**PASSAGE SHOWN**

The snow-clearing budget is about $2 million a year now. How much more are taxpayers willing to dish out to have streets in perfect shape all winter long?

More snow is forecast this week, so city crews trying to catch up may not see relief any time soon.

Let’s cut these guys a break. During storms, they work in ugly conditions, for long hours, day and night shifts, and they put up with a lot of complaints. They are on the streets so much during adverse conditions that their chances of being involved in a collision are probably higher than average.

Meanwhile, many citizens did take ownership of the problems created by the weekend storm. Neighbours helped neighbours with digging out from all the beautiful big drifts of sculpted snow that were to be marvelled over. While out shovelling (again) Saturday, one of our neighbours came roaring out of his garage with his mighty snowblower and cleared more than a few driveways, including ours. On Sunday morning, another neighbour brought in a Bobcat to clear the snow out of his driveway, which was completely blown in. He then went on for hours to clear the entire street on the close of snow. Talk about a snow angel.

There’s no force greater than Mother Nature. City road crews, like the rest of us, are at her mercy. They don’t control the amount of snow that falls, and they don’t control the temperature. And they don’t control the city’s snow-removal budget. City council does. If you have a beef about city roads, maybe that’s where you should take it.

**WHAT IS ASKED**
1/ From the snow-clearing passage, write out the text from "The snow-clearing budget" to "higher than average.".
2/ According to the snow-clearing passage, why should people with complaints about city roads take them to city council?
3/ Do these statements agree with the snow-clearing passage? (a) The snow-clearing budget is about $2 million a year. (b) A neighbour brought in a Bobcat on Saturday. (c) City road crews control the snow-removal budget.

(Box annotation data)

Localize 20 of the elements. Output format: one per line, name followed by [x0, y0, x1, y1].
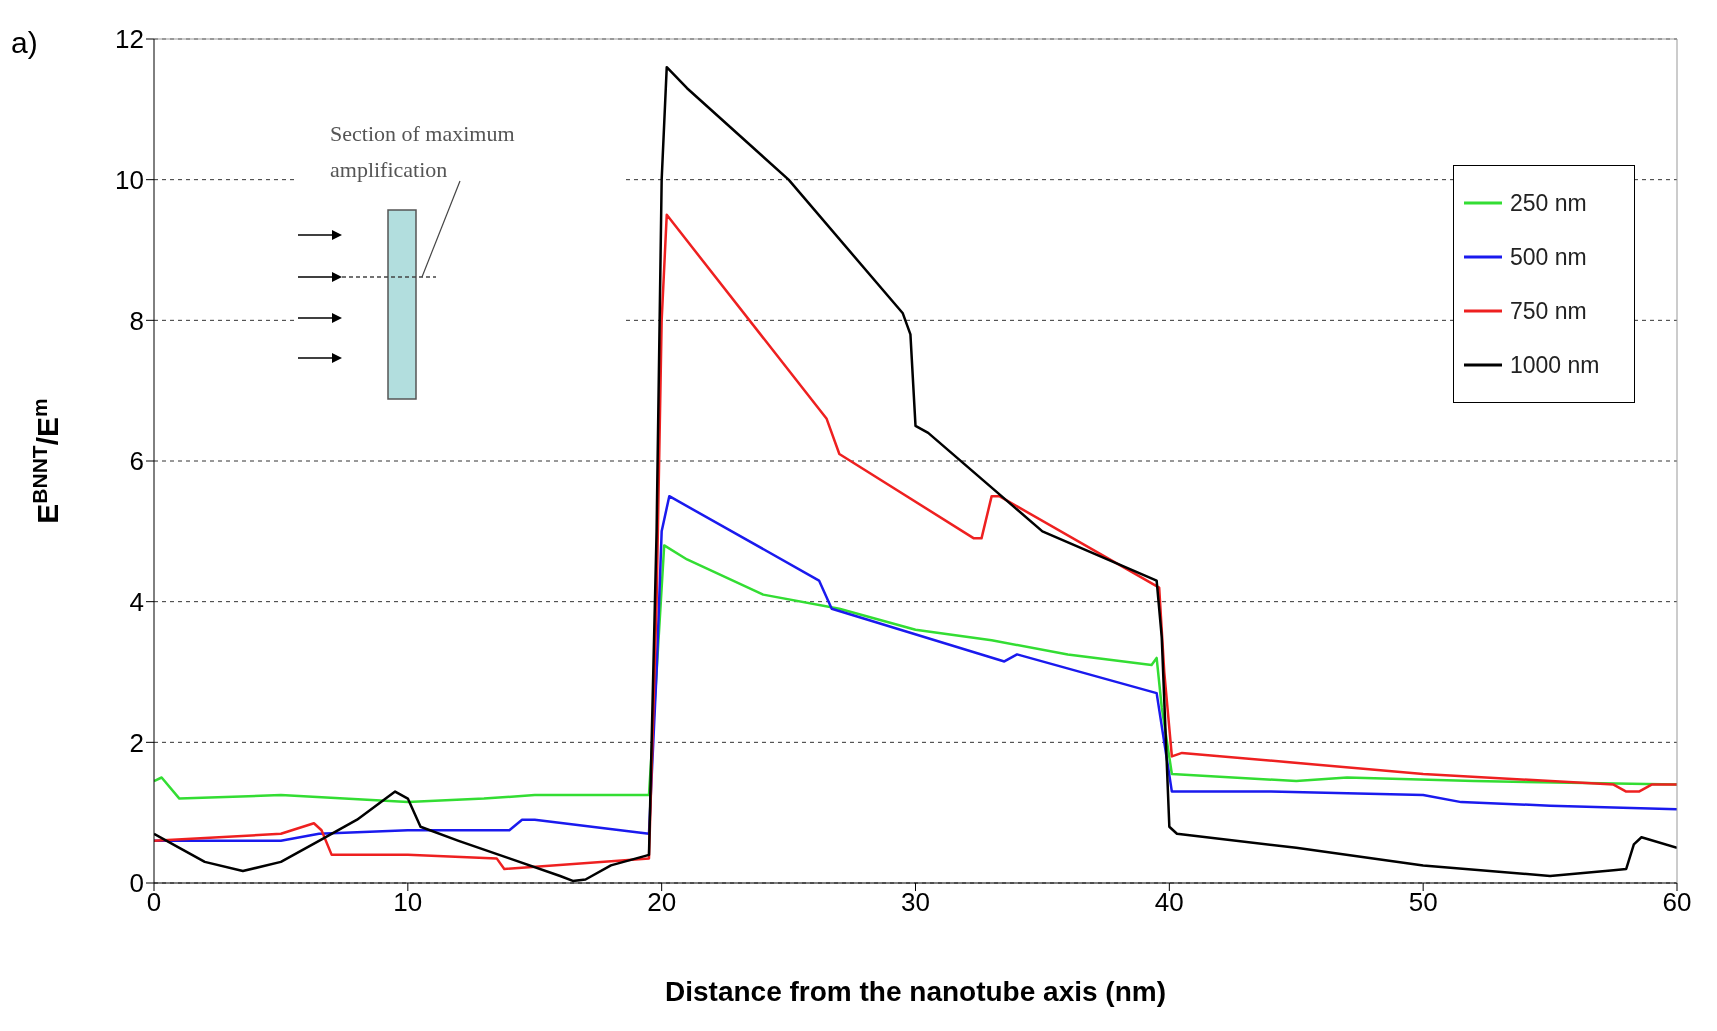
y-tick-label: 12 [115, 24, 144, 55]
y-tick-label: 2 [129, 727, 144, 758]
text: a) [11, 26, 38, 60]
x-tick-label: 20 [647, 887, 677, 918]
y-tick-label: 0 [129, 868, 144, 899]
y-tick-label: 8 [129, 305, 144, 336]
x-tick-label: 30 [901, 887, 930, 918]
annotation: Section of maximum amplification [330, 120, 516, 184]
x-tick-label: 10 [393, 887, 423, 918]
legend-label: 250 nm [1510, 189, 1587, 217]
x-tick-label: 60 [1662, 887, 1692, 918]
y-tick-label: 10 [115, 164, 144, 195]
legend-label: 500 nm [1510, 243, 1587, 271]
x-tick-label: 40 [1154, 887, 1184, 918]
x-tick-label: 50 [1408, 887, 1438, 918]
legend-label: 1000 nm [1510, 351, 1600, 379]
x-axis-title: Distance from the nanotube axis (nm) [665, 976, 1166, 1007]
legend-label: 750 nm [1510, 297, 1587, 325]
y-tick-label: 6 [129, 446, 144, 477]
y-tick-label: 4 [129, 586, 144, 617]
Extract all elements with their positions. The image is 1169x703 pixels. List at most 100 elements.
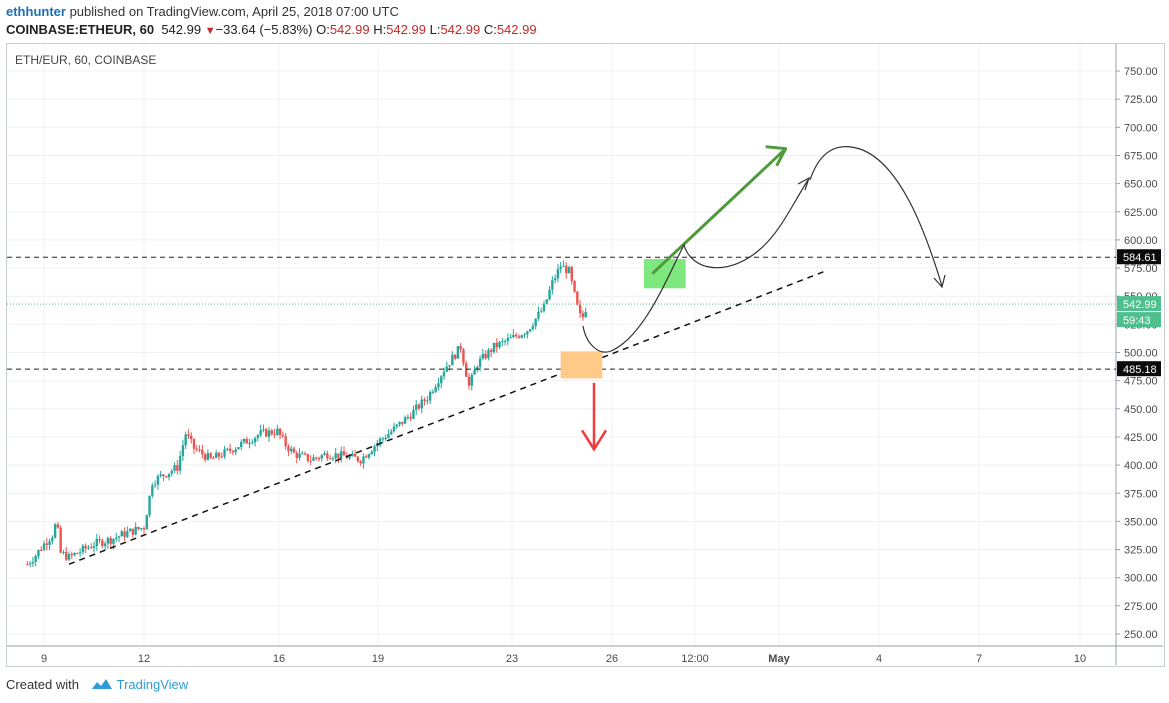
candle-body (420, 399, 423, 409)
projection-arrowhead-2 (933, 274, 946, 289)
candle-body (84, 545, 87, 549)
candle-body (134, 526, 137, 535)
candle-body (428, 392, 432, 401)
y-tick-label: 450.00 (1124, 404, 1158, 416)
candle-body (98, 538, 101, 541)
candle-body (553, 278, 557, 281)
candle-body (451, 354, 454, 366)
candle-body (523, 334, 526, 336)
x-tick-label: 26 (606, 653, 618, 665)
x-tick-label: 12:00 (681, 653, 709, 665)
candle-body (548, 289, 551, 300)
candle-body (201, 449, 204, 455)
x-tick-label: 16 (273, 653, 285, 665)
x-tick-label: 12 (138, 653, 150, 665)
x-tick-label: 10 (1074, 653, 1086, 665)
high-value: 542.99 (386, 22, 426, 37)
candle-body (256, 435, 260, 438)
candle-body (70, 553, 73, 556)
candle-body (245, 438, 248, 444)
y-tick-label: 425.00 (1124, 432, 1158, 444)
y-tick-label: 375.00 (1124, 488, 1158, 500)
candle-body (162, 474, 165, 477)
chart-symbol-label: ETH/EUR, 60, COINBASE (15, 53, 157, 67)
x-tick-label: May (768, 653, 790, 665)
projection-arrowhead-1 (797, 176, 811, 191)
candle-body (51, 537, 54, 542)
candle-body (142, 528, 146, 530)
candle-body (276, 428, 279, 435)
candle-body (187, 434, 190, 436)
candle-body (117, 536, 121, 538)
candle-body (37, 550, 40, 556)
candle-body (76, 553, 79, 555)
candle-body (326, 453, 329, 459)
candle-body (509, 337, 512, 339)
candle-body (353, 453, 357, 457)
footer: Created with TradingView (6, 677, 188, 693)
candle-body (95, 538, 98, 546)
candle-body (406, 416, 410, 418)
tradingview-brand-link[interactable]: TradingView (116, 677, 189, 692)
candle-body (373, 446, 376, 452)
candle-body (478, 358, 482, 368)
candle-body (253, 437, 257, 443)
candle-body (203, 454, 207, 460)
candle-body (559, 266, 562, 270)
candle-body (465, 363, 468, 377)
author-link[interactable]: ethhunter (6, 4, 66, 19)
candle-body (442, 371, 446, 377)
candle-body (448, 365, 451, 367)
publish-line: ethhunter published on TradingView.com, … (6, 4, 399, 19)
candle-body (248, 442, 251, 444)
candle-body (309, 460, 312, 462)
symbol-name: COINBASE:ETHEUR, 60 (6, 22, 155, 37)
candle-body (81, 545, 85, 553)
candle-body (551, 280, 554, 290)
candle-body (167, 473, 171, 478)
x-tick-label: 9 (41, 653, 47, 665)
candle-body (342, 451, 346, 456)
candle-body (90, 547, 93, 549)
candle-body (192, 438, 196, 449)
candle-body (320, 455, 323, 459)
projection-curve-1 (582, 179, 809, 353)
candle-body (395, 424, 398, 427)
candle-body (228, 448, 232, 451)
tradingview-logo-icon[interactable] (91, 678, 113, 693)
candle-body (323, 453, 326, 456)
candle-body (103, 543, 107, 546)
candle-body (123, 531, 126, 537)
candle-body (165, 476, 168, 478)
candle-body (281, 435, 285, 437)
candle-body (151, 485, 154, 496)
candle-body (148, 495, 151, 516)
candle-body (131, 528, 135, 535)
candle-body (534, 318, 537, 327)
current-price-label: 542.99 (1123, 299, 1157, 311)
candle-body (181, 445, 185, 457)
close-label: C: (483, 22, 497, 37)
candle-body (312, 457, 315, 461)
candle-body (270, 430, 273, 435)
symbol-line: COINBASE:ETHEUR, 60 542.99 ▼−33.64 (−5.8… (6, 22, 537, 37)
candle-body (56, 524, 60, 528)
candle-body (501, 341, 504, 343)
candle-body (398, 421, 401, 425)
candle-body (490, 349, 493, 352)
candle-body (417, 404, 421, 409)
candle-body (512, 334, 515, 338)
price-level-label: 584.61 (1123, 252, 1157, 264)
candle-body (231, 450, 235, 453)
support-trendline (68, 269, 828, 565)
candle-body (28, 563, 32, 565)
candle-body (295, 452, 298, 459)
candle-body (453, 354, 457, 359)
candle-body (537, 311, 540, 319)
candle-body (542, 303, 546, 312)
y-tick-label: 725.00 (1124, 94, 1158, 106)
candle-body (217, 452, 221, 457)
candle-body (156, 476, 160, 485)
candle-body (334, 453, 337, 459)
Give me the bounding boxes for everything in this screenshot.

**PROBLEM SOLUTIONS**
1/
The snow-clearing budget is about $2 million a year now. How much more are taxpayers willing to dish out to have streets in perfect shape all winter long?

More snow is forecast this week, so city crews trying to catch up may not see relief any time soon.

Let’s cut these guys a break. During storms, they work in ugly conditions, for long hours, day and night shifts, and they put up with a lot of complaints. They are on the streets so much during adverse conditions that their chances of being involved in a collision are probably higher than average.

2/ City road crews don't control the city's snow-removal budget; city council does. The crews also don't control how much snow falls or the temperature.

3/
(a) Yes: "The snow-clearing budget is about $2 million a year now."
(b) No: "On Sunday morning, another neighbour brought in a Bobcat"
(c) No: "And they don’t control the city’s snow-removal budget. City council does."